#### [Brief]
From the records below, pull each line that has "Bookings".

>> START Records to process

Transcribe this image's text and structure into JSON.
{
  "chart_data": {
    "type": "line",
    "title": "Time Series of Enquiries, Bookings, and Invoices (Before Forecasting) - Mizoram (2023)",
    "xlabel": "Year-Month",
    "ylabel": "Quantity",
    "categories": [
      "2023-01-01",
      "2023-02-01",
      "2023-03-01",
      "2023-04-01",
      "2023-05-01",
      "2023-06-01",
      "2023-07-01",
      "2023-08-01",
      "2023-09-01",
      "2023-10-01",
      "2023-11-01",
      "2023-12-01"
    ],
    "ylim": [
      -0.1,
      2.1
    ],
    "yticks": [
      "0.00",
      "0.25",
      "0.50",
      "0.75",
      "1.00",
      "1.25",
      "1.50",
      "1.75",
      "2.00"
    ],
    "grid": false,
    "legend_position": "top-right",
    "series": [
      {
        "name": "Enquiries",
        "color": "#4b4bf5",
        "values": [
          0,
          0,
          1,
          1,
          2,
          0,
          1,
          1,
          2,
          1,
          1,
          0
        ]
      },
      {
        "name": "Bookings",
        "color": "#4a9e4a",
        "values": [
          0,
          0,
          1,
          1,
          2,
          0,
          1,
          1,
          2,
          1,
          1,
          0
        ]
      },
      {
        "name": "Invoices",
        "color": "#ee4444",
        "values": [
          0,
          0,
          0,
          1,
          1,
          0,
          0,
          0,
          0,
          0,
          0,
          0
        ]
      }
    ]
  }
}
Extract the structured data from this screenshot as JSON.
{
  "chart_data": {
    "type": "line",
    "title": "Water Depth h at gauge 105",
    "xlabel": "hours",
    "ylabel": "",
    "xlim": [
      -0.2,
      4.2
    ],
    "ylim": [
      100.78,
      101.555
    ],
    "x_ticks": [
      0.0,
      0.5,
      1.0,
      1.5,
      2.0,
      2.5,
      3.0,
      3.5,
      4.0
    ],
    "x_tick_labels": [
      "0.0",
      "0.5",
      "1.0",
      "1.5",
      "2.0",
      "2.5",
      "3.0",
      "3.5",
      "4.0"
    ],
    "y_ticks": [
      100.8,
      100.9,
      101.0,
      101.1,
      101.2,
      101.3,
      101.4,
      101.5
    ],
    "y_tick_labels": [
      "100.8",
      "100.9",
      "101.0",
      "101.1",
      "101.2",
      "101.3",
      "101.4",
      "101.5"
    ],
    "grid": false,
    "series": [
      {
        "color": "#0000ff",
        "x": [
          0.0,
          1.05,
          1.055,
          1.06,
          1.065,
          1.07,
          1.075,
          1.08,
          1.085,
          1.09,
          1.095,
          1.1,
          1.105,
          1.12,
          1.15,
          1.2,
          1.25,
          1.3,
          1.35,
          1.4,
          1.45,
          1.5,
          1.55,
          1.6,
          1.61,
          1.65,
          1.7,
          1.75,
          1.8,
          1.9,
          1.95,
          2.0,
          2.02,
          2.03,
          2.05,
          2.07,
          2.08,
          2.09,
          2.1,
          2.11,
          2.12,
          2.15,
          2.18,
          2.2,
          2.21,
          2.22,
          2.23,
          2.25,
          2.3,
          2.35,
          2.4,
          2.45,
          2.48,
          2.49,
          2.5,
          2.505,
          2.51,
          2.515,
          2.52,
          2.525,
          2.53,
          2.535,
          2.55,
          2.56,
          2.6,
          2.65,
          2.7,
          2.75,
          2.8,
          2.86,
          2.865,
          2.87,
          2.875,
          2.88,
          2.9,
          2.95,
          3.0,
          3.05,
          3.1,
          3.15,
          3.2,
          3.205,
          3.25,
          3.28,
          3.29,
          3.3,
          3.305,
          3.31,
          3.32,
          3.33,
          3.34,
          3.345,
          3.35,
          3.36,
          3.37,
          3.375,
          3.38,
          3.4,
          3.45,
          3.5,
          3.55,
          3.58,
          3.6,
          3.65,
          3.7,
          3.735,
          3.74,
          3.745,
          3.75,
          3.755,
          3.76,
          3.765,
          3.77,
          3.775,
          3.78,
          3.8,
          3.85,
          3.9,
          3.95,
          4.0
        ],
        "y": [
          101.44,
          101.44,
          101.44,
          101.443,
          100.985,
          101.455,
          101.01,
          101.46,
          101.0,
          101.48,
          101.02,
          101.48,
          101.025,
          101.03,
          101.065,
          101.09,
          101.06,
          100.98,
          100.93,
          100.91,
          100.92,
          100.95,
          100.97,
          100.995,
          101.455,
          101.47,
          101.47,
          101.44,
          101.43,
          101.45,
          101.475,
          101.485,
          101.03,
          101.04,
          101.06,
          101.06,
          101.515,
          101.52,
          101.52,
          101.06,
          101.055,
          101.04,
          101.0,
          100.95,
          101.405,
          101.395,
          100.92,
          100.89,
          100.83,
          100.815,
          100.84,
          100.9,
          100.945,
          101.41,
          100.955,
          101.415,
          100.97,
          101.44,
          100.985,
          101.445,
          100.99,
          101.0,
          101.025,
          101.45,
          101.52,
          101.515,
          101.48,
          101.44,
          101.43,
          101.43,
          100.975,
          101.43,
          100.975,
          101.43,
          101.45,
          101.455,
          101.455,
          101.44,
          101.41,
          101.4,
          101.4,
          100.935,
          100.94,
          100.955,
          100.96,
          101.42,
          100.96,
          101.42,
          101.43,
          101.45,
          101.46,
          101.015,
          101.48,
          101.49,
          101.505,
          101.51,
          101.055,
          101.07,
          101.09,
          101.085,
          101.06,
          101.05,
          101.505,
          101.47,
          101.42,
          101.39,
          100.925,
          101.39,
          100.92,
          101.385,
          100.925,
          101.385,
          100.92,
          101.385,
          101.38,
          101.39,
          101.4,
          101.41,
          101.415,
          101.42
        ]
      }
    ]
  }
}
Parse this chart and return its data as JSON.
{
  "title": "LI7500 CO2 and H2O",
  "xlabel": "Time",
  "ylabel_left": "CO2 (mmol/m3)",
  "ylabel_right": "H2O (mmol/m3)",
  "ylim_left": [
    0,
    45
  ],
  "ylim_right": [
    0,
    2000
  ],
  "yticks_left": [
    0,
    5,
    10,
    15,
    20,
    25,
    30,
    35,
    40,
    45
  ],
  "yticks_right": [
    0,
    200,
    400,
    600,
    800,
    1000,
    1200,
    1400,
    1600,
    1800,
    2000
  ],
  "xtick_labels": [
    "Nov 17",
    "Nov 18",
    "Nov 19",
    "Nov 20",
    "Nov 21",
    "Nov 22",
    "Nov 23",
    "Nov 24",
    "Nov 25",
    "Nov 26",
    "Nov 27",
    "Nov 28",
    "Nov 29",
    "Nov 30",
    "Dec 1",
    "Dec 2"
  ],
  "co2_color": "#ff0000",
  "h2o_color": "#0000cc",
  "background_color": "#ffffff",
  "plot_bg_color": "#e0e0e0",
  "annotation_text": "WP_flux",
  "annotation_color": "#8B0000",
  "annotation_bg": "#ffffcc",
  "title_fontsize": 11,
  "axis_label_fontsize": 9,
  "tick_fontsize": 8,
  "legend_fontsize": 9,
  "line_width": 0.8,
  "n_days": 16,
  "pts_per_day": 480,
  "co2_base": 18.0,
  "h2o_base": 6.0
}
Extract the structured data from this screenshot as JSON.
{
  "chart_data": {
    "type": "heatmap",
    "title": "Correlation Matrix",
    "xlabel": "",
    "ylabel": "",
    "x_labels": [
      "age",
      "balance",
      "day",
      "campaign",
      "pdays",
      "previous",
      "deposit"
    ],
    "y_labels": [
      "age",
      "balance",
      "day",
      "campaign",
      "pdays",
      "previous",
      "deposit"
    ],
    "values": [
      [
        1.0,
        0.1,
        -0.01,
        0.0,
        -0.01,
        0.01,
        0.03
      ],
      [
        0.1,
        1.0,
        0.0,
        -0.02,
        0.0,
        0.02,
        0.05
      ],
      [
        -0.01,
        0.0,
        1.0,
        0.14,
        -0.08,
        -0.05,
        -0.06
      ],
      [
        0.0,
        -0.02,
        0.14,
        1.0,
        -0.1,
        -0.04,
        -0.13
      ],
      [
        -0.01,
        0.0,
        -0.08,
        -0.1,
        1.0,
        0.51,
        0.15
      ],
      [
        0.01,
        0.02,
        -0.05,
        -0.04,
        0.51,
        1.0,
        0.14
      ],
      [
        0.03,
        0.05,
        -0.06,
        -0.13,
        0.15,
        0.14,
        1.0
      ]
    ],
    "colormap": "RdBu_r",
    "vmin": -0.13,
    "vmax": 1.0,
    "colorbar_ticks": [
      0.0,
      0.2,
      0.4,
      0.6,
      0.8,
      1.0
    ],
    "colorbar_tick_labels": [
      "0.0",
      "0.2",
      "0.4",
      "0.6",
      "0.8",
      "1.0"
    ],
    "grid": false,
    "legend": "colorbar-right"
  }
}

>> END Records to process

#### [Response to the task]
    "title": "Time Series of Enquiries, Bookings, and Invoices (Before Forecasting) - Mizoram (2023)",
        "name": "Bookings",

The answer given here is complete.